(Set problem) Each entry below should be returned exactly as is, with the pictures removed.

(Entries shown)
###
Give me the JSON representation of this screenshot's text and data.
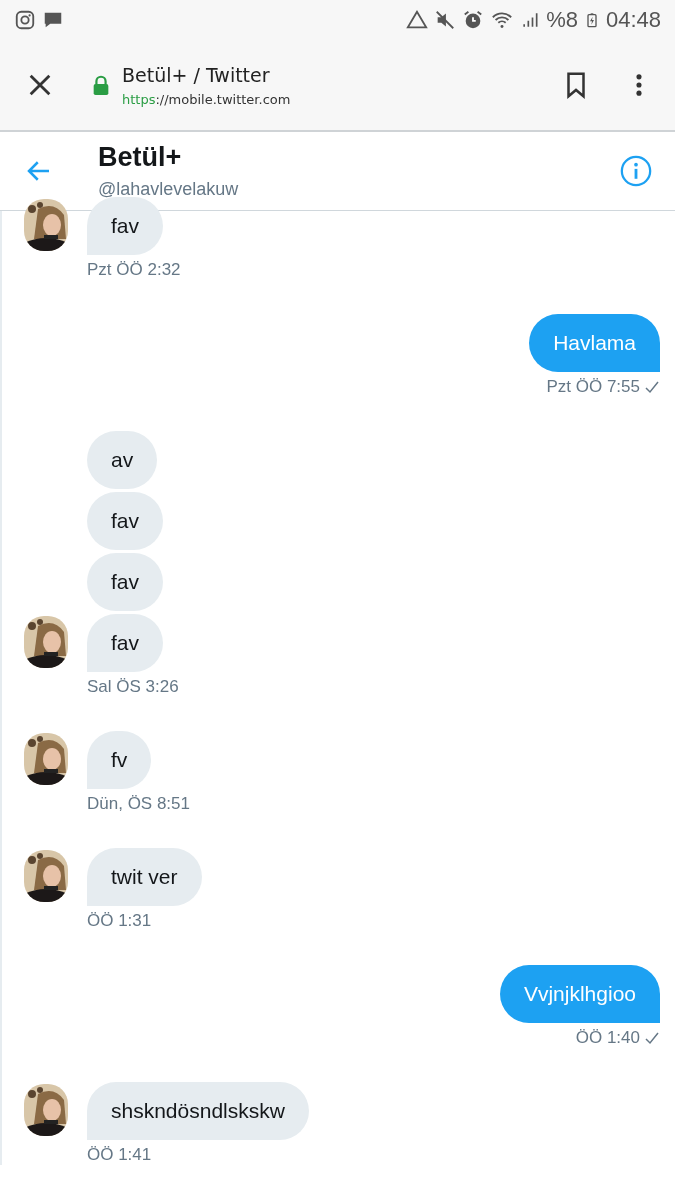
{
  "status_bar": {
    "battery": "%8",
    "time": "04:48"
  },
  "browser": {
    "title": "Betül+ / Twitter",
    "url_scheme": "https",
    "url_rest": "://mobile.twitter.com"
  },
  "header": {
    "name": "Betül+",
    "handle": "@lahavlevelakuw"
  },
  "groups": [
    {
      "kind": "received",
      "bubbles": [
        "fav"
      ],
      "time": "Pzt ÖÖ 2:32"
    },
    {
      "kind": "sent",
      "bubbles": [
        "Havlama"
      ],
      "time": "Pzt ÖÖ 7:55",
      "read": true
    },
    {
      "kind": "received",
      "bubbles": [
        "av",
        "fav",
        "fav",
        "fav"
      ],
      "time": "Sal ÖS 3:26"
    },
    {
      "kind": "received",
      "bubbles": [
        "fv"
      ],
      "time": "Dün, ÖS 8:51"
    },
    {
      "kind": "received",
      "bubbles": [
        "twit ver"
      ],
      "time": "ÖÖ 1:31"
    },
    {
      "kind": "sent",
      "bubbles": [
        "Vvjnjklhgioo"
      ],
      "time": "ÖÖ 1:40",
      "read": true
    },
    {
      "kind": "received",
      "bubbles": [
        "shskndösndlskskw"
      ],
      "time": "ÖÖ 1:41"
    }
  ]
}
###
(Complete response)
Give me the JSON representation of this screenshot's text and data.
{
  "status_bar": {
    "battery": "%8",
    "time": "04:48"
  },
  "browser": {
    "title": "Betül+ / Twitter",
    "url_scheme": "https",
    "url_rest": "://mobile.twitter.com"
  },
  "header": {
    "name": "Betül+",
    "handle": "@lahavlevelakuw"
  },
  "groups": [
    {
      "kind": "received",
      "bubbles": [
        "fav"
      ],
      "time": "Pzt ÖÖ 2:32"
    },
    {
      "kind": "sent",
      "bubbles": [
        "Havlama"
      ],
      "time": "Pzt ÖÖ 7:55",
      "read": true
    },
    {
      "kind": "received",
      "bubbles": [
        "av",
        "fav",
        "fav",
        "fav"
      ],
      "time": "Sal ÖS 3:26"
    },
    {
      "kind": "received",
      "bubbles": [
        "fv"
      ],
      "time": "Dün, ÖS 8:51"
    },
    {
      "kind": "received",
      "bubbles": [
        "twit ver"
      ],
      "time": "ÖÖ 1:31"
    },
    {
      "kind": "sent",
      "bubbles": [
        "Vvjnjklhgioo"
      ],
      "time": "ÖÖ 1:40",
      "read": true
    },
    {
      "kind": "received",
      "bubbles": [
        "shskndösndlskskw"
      ],
      "time": "ÖÖ 1:41"
    }
  ]
}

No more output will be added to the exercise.